[Dataset listings of figures]
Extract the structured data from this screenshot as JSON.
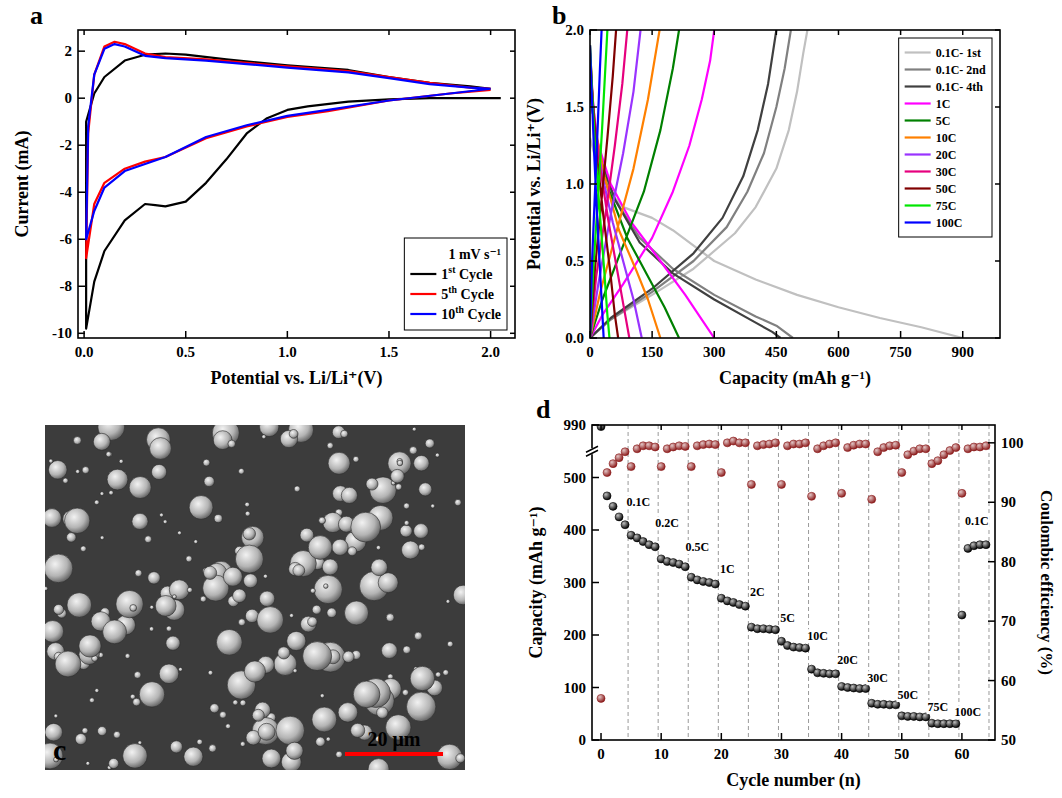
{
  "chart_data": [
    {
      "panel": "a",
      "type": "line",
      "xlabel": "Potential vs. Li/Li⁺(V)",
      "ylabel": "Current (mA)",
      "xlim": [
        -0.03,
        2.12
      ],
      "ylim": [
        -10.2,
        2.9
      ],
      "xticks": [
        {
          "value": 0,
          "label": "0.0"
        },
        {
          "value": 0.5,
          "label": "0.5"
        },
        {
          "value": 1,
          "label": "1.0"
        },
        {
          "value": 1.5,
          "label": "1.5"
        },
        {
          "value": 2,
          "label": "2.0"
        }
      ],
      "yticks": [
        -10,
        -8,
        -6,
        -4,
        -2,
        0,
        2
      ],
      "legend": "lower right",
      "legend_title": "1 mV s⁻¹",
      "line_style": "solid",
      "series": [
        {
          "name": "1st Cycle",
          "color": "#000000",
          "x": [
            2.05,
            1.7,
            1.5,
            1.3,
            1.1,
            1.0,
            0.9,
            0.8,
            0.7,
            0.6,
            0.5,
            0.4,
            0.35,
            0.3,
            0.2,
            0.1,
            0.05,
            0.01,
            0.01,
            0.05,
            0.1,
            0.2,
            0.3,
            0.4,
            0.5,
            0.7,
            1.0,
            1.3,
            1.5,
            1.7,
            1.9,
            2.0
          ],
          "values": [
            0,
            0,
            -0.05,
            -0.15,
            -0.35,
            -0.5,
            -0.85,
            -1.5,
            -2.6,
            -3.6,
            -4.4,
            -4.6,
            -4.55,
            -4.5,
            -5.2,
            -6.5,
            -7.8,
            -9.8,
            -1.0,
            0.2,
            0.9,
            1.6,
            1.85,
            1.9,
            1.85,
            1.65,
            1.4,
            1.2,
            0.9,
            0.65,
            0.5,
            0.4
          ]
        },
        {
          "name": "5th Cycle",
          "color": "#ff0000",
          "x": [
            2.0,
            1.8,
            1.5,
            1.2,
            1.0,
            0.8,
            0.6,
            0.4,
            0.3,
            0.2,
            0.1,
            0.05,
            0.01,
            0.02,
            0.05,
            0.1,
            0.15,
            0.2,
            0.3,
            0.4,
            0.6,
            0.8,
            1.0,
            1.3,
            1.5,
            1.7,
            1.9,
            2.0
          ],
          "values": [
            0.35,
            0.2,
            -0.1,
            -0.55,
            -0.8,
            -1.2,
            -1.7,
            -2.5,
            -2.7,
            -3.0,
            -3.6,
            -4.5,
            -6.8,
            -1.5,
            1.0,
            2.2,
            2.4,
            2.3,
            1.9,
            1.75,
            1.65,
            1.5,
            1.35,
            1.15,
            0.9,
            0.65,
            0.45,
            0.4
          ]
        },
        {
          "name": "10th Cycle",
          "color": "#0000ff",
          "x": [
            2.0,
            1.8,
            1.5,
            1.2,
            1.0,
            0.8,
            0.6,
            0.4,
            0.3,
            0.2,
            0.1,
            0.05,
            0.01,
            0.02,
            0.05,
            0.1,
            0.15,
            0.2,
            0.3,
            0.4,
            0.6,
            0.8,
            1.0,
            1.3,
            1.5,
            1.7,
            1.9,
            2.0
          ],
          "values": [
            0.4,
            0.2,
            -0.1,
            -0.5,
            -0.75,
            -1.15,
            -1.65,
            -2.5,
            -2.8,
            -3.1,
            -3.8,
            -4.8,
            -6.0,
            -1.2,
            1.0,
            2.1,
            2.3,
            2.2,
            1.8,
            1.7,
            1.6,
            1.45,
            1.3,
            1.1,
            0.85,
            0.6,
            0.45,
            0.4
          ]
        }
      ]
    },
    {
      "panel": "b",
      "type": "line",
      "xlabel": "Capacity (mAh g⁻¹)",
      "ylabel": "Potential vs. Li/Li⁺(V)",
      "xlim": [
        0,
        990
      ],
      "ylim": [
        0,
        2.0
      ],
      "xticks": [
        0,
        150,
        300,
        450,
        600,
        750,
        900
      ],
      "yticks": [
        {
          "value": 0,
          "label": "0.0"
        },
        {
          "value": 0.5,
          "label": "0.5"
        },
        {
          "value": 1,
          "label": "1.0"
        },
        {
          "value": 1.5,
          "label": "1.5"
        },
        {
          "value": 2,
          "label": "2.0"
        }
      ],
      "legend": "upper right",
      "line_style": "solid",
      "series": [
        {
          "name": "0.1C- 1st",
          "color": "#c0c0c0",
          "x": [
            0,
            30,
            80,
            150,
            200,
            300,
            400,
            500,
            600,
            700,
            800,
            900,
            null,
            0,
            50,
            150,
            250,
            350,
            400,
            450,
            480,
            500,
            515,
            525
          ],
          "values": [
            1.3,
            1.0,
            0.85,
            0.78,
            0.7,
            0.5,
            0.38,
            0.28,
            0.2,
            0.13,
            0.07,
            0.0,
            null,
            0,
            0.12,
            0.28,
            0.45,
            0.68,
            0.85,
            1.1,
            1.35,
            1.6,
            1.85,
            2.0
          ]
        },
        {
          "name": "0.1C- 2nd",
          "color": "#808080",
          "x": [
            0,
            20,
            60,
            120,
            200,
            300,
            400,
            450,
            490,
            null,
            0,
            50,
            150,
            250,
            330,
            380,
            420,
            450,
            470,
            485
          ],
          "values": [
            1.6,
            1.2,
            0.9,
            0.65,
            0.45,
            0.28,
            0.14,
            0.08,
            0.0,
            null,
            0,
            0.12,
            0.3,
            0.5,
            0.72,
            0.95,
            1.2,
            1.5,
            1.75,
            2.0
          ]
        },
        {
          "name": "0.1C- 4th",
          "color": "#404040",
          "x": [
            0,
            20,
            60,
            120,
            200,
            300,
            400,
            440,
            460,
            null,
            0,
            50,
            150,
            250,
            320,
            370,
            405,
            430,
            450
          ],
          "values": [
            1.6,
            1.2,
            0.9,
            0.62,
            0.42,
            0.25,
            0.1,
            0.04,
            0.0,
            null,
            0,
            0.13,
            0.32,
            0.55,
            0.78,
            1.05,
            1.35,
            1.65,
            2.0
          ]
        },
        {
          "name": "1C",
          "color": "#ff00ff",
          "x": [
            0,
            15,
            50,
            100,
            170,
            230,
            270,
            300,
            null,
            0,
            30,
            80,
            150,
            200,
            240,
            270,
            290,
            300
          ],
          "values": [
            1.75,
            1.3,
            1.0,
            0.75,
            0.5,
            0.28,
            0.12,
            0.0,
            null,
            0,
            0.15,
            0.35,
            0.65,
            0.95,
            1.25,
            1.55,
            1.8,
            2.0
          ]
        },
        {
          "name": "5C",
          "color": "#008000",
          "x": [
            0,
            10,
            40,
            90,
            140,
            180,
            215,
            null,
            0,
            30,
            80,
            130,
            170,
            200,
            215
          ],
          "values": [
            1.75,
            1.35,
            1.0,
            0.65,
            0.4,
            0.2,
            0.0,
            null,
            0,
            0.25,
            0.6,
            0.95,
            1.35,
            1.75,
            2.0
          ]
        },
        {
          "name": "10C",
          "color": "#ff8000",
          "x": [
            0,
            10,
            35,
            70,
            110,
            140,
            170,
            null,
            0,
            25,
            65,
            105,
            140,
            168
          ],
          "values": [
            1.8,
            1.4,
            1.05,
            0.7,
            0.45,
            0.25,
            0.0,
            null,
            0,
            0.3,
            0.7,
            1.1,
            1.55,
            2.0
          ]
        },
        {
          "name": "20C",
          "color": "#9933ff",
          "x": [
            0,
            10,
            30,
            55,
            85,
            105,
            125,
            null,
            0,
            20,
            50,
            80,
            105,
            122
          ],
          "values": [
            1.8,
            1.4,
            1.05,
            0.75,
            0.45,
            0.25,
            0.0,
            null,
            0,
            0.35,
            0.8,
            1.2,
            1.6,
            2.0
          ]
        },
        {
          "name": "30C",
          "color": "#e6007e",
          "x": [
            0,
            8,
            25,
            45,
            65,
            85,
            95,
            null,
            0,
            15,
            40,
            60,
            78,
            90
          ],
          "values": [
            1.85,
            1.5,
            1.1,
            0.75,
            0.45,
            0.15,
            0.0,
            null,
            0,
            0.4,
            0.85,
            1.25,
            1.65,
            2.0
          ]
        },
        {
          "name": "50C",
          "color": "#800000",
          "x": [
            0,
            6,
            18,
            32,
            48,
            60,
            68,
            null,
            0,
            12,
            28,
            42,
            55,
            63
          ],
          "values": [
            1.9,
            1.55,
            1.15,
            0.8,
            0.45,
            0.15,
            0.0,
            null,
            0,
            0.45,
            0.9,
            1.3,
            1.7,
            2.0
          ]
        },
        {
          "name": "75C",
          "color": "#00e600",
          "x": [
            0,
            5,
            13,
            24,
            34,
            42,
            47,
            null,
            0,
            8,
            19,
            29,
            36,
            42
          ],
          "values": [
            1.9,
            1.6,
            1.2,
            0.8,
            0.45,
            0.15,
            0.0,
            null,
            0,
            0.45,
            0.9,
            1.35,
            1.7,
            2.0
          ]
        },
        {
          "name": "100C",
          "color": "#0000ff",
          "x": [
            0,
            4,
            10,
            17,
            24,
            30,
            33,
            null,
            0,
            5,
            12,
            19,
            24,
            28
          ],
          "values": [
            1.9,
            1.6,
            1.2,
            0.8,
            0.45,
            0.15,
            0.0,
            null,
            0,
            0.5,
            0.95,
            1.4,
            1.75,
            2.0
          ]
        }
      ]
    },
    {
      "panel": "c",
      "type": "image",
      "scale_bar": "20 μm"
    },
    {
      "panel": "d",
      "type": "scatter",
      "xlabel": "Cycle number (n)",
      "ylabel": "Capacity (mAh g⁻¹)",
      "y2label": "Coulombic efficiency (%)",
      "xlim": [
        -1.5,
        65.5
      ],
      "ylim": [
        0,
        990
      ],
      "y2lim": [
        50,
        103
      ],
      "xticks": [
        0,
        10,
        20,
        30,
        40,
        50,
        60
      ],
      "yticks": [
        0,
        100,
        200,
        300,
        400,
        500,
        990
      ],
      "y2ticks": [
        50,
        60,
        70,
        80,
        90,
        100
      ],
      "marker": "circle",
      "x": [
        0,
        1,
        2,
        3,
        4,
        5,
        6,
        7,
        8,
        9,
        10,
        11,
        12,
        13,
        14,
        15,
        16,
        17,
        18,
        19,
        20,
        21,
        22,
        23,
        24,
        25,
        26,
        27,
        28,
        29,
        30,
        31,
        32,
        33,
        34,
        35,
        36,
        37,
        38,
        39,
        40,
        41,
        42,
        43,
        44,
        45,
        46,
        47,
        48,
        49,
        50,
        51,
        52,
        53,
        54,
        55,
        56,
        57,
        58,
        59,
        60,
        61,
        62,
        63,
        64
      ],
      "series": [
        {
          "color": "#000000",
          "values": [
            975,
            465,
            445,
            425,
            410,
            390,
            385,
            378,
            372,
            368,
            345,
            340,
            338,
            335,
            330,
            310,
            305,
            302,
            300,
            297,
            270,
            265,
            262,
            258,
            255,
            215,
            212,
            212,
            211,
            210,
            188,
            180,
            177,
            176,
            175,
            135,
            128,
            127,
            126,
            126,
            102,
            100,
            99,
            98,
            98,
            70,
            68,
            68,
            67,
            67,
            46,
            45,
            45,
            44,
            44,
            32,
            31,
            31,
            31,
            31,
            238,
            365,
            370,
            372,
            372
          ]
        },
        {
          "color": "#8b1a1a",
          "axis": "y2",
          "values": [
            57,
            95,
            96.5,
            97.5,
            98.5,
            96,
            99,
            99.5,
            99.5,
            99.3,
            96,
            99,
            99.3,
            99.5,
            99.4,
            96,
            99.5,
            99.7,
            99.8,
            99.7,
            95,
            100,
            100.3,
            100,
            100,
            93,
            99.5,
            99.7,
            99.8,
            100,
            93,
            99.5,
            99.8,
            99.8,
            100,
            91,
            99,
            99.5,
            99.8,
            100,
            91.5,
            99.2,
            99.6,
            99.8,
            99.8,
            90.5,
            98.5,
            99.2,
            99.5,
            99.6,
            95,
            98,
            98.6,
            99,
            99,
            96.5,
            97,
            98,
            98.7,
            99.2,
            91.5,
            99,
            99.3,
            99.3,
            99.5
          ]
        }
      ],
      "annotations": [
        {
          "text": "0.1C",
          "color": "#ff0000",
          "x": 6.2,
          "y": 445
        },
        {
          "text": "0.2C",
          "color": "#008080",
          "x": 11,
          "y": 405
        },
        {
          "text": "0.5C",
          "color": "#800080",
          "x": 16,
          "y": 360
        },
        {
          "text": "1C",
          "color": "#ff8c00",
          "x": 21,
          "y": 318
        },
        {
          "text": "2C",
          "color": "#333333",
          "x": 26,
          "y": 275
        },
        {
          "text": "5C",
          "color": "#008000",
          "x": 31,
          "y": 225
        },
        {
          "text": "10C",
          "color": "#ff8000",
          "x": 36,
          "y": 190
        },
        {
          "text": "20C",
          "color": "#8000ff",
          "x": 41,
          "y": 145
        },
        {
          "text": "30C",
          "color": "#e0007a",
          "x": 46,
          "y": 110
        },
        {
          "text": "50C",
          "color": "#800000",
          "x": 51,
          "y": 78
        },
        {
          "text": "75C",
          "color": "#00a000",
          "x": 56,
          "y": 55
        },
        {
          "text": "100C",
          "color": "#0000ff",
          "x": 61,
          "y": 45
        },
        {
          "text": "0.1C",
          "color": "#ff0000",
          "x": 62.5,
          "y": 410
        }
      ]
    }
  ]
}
==
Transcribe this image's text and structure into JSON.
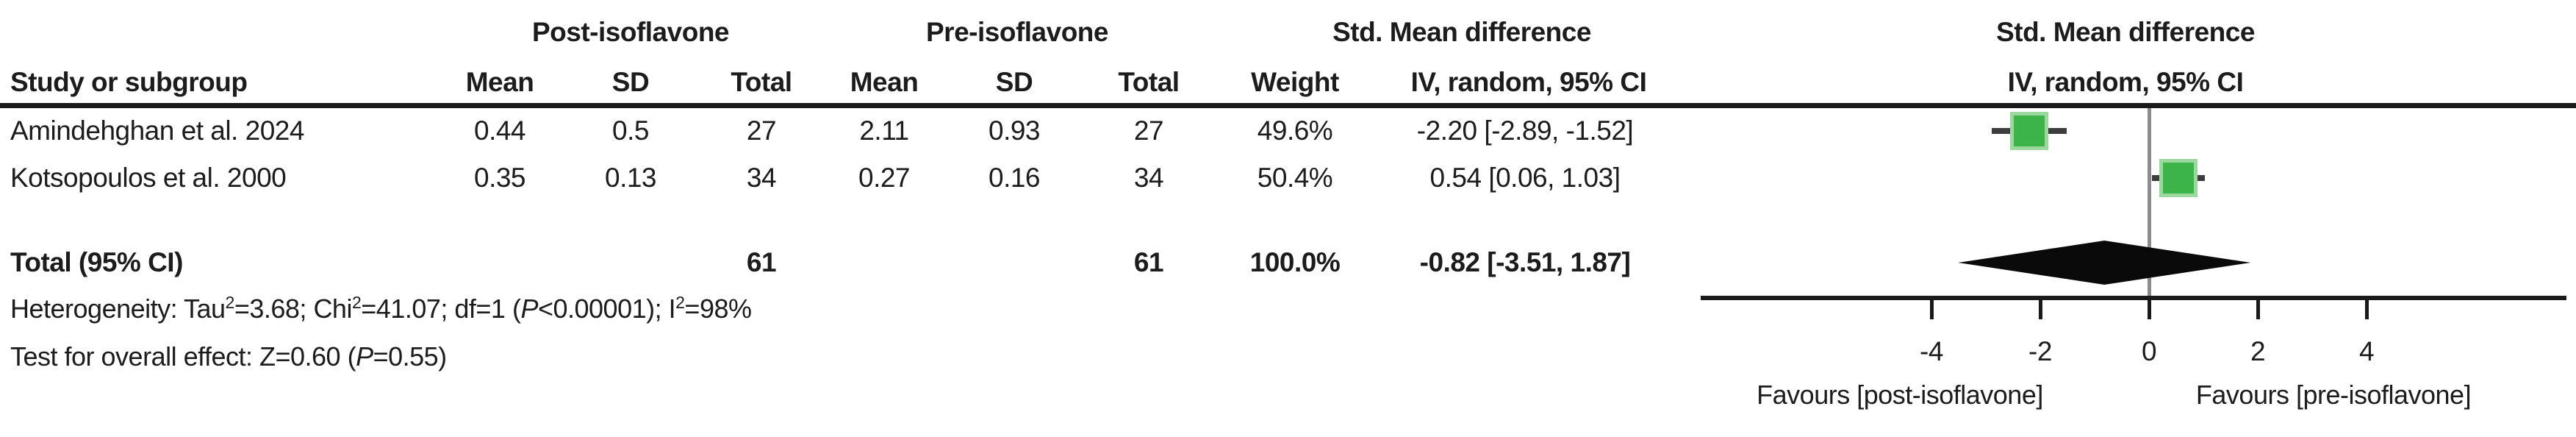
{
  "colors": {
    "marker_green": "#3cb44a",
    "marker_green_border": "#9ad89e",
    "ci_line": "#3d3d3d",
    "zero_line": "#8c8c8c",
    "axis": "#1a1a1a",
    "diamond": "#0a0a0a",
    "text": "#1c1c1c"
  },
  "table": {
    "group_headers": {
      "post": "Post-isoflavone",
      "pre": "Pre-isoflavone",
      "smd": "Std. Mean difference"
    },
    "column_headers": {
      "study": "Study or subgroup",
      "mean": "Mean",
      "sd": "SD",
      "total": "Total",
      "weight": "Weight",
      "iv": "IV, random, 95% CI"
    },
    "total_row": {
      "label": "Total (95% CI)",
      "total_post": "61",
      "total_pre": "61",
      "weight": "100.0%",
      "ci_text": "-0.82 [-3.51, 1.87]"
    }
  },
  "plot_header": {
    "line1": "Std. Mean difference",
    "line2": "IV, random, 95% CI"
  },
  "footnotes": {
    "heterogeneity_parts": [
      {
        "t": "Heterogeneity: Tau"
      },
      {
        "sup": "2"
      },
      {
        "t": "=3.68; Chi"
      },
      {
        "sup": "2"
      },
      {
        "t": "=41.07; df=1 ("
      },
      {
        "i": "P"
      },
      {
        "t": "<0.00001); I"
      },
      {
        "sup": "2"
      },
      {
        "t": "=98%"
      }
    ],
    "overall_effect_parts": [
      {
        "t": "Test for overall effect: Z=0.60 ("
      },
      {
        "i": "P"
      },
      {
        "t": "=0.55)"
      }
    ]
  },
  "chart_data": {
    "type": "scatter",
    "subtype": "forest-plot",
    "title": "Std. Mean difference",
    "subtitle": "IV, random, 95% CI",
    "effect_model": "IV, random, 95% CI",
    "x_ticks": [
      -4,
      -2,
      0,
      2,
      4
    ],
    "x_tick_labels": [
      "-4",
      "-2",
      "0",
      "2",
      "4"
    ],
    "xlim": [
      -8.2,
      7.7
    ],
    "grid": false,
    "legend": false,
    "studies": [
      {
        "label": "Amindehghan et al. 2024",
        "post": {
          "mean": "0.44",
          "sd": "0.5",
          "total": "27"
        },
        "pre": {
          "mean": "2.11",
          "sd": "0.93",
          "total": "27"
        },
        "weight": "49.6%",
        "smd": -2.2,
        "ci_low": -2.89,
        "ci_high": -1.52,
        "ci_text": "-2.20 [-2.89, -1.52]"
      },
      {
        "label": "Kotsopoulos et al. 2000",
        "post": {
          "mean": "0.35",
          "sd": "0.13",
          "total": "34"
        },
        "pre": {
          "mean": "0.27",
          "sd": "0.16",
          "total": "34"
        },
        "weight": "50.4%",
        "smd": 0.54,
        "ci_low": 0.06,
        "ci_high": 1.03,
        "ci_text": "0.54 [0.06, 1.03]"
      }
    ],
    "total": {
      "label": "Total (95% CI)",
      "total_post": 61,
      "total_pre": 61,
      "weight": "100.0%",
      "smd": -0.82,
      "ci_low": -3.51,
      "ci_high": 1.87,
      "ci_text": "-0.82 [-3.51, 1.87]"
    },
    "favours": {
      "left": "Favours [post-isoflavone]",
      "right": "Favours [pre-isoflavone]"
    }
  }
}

**TASK GOAL**
Search the data for "this". Copy every line that has it.

**SOLUTION BELOW**
Extract the structured data from this screenshot as JSON.
Transcribe this image's text and structure into JSON.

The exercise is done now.